Quoted text —

# # # #

When the oplog accumulates many entries (heuristic: oplog_count * 256 > data_size), the writer falls back to a full sync_fn copy instead of replaying individual operations, as sequential memcpy is faster than random-access replay for large operation counts.
Use Cases
ProcArray Snapshot
The primary motivating use case. GetSnapshotData() is called per-statement on every backend to construct a transaction visibility snapshot. It reads four parallel arrays from ProcGlobal (xids, subxidStates, statusFlags, pgprocnos) plus scalar fields (latestCompletedXid, xactCompletionCount, numProcs).
Before (LWLock path):
GetSnapshotData:
LWLockAcquire(ProcArrayLock, LW_SHARED) <-- contention point at high core counts
read numProcs, arrays, scalars
LWLockRelease(ProcArrayLock)

# # # #

Entries shown —
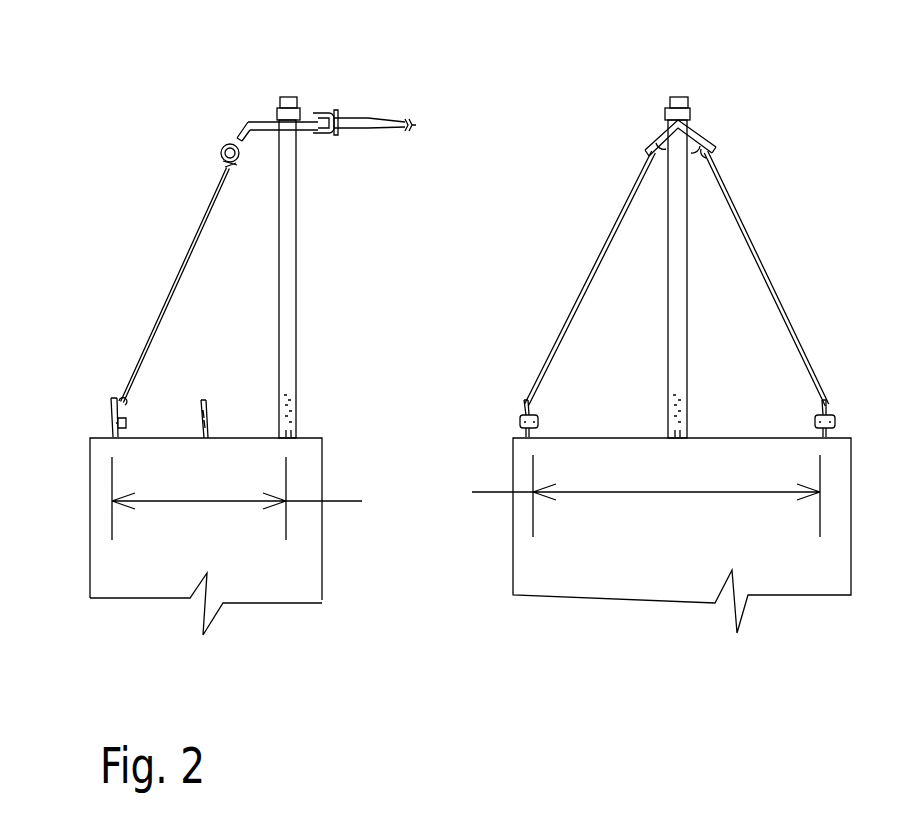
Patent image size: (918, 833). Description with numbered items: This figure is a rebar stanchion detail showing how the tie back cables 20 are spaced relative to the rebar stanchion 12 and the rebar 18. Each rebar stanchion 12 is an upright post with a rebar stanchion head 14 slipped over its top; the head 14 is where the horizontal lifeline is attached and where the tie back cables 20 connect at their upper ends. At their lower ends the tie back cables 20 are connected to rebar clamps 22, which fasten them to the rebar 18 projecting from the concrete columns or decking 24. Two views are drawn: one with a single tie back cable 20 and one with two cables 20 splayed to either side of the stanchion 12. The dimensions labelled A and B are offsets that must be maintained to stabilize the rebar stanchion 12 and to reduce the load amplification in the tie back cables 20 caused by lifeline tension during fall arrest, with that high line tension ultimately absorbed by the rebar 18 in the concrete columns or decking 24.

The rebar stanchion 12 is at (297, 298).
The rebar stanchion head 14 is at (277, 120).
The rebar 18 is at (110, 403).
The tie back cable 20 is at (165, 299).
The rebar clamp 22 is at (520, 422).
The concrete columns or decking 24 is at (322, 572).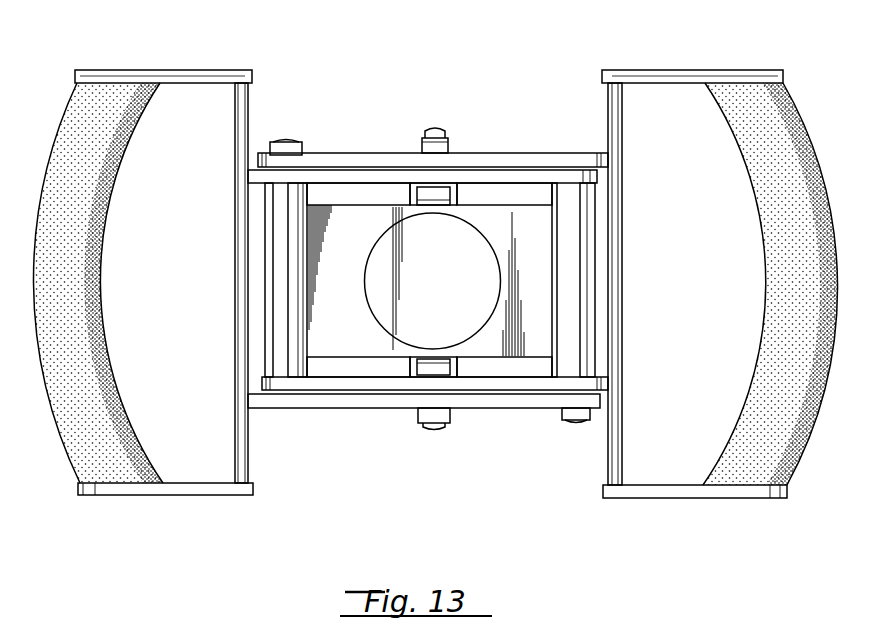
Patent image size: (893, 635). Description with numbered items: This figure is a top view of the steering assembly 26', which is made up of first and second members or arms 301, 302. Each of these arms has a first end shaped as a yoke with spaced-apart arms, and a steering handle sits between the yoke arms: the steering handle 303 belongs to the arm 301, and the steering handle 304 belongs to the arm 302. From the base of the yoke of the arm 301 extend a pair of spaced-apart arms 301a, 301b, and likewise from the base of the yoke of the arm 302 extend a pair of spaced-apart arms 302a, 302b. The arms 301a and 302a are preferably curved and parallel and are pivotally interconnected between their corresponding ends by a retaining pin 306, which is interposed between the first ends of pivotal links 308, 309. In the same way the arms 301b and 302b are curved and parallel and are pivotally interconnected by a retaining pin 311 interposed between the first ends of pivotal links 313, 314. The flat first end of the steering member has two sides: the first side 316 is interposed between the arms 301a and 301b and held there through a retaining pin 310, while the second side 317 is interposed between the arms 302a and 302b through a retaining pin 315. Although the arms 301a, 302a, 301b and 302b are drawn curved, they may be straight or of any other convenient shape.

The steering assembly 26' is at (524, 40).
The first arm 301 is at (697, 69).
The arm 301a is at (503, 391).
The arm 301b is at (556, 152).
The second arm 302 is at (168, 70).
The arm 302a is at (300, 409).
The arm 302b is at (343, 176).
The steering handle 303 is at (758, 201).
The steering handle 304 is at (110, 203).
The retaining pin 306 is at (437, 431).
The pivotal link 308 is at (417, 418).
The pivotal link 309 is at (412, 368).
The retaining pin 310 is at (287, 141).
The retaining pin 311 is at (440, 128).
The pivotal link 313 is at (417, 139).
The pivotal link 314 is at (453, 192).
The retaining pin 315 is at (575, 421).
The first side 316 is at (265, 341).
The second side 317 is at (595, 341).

# # # #

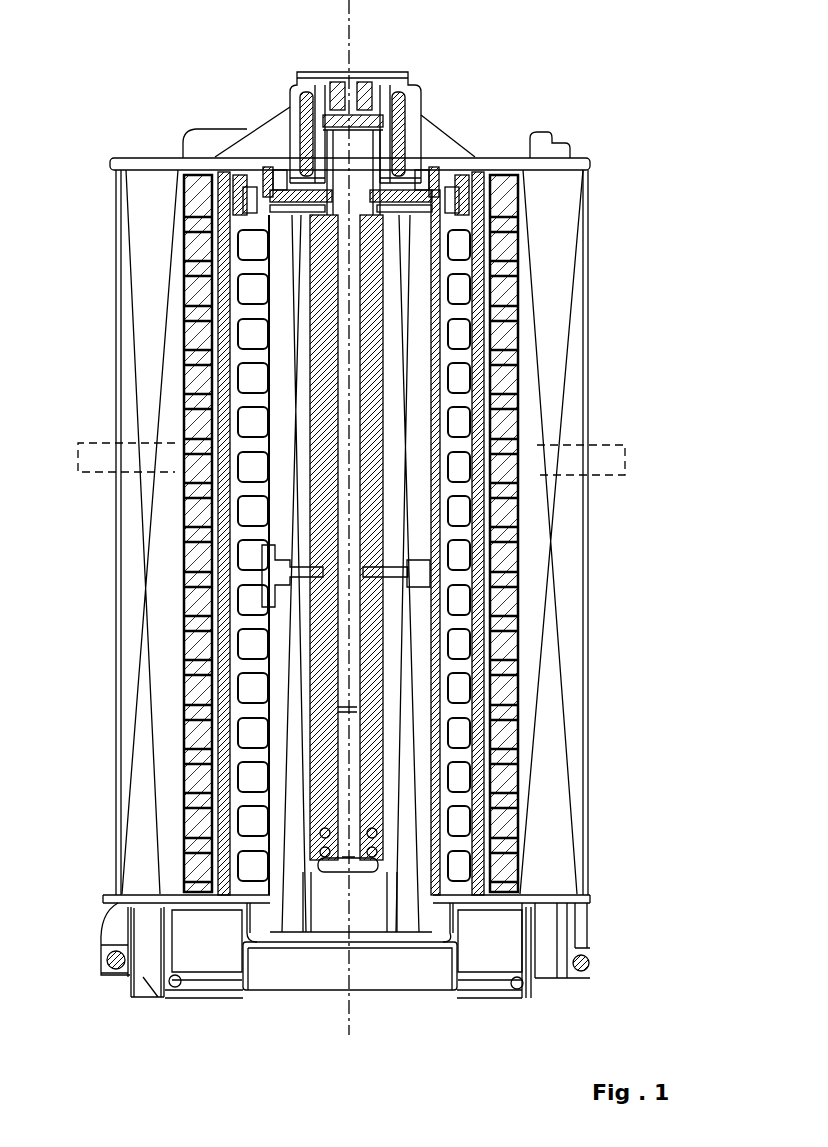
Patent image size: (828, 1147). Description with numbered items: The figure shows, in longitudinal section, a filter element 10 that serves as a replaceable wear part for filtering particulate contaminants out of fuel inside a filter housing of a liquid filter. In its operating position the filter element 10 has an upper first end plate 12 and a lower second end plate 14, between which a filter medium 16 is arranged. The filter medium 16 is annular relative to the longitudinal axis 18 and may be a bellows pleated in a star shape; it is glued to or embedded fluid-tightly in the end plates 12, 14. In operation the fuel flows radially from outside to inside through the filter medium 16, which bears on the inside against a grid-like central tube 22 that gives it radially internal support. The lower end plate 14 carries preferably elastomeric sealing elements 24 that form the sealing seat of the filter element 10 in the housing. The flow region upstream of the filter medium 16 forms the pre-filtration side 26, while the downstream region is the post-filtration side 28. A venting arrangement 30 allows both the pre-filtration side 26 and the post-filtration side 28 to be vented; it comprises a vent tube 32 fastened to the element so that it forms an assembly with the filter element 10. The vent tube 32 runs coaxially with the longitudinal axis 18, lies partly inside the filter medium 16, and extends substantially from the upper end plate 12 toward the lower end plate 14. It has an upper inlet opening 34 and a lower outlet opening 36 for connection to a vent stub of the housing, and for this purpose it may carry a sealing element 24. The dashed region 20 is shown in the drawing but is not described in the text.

# # # #

Work to do —
1 > Please swap "ProcArrayLock" for "SnapshotLock" in the ProcArray snapshot excerpt, starting at "When the oplog" and ending at "LWLockRelease(ProcArrayLock)".
2 > According to the ProcArray snapshot excerpt, which four parallel arrays does GetSnapshotData() read from ProcGlobal?

Answers by task —
1 >
When the oplog accumulates many entries (heuristic: oplog_count * 256 > data_size), the writer falls back to a full sync_fn copy instead of replaying individual operations, as sequential memcpy is faster than random-access replay for large operation counts.
Use Cases
ProcArray Snapshot
The primary motivating use case. GetSnapshotData() is called per-statement on every backend to construct a transaction visibility snapshot. It reads four parallel arrays from ProcGlobal (xids, subxidStates, statusFlags, pgprocnos) plus scalar fields (latestCompletedXid, xactCompletionCount, numProcs).
Before (LWLock path):
GetSnapshotData:
LWLockAcquire(SnapshotLock, LW_SHARED) <-- contention point at high core counts
read numProcs, arrays, scalars
LWLockRelease(SnapshotLock)

2 > xids, subxidStates, statusFlags, and pgprocnos.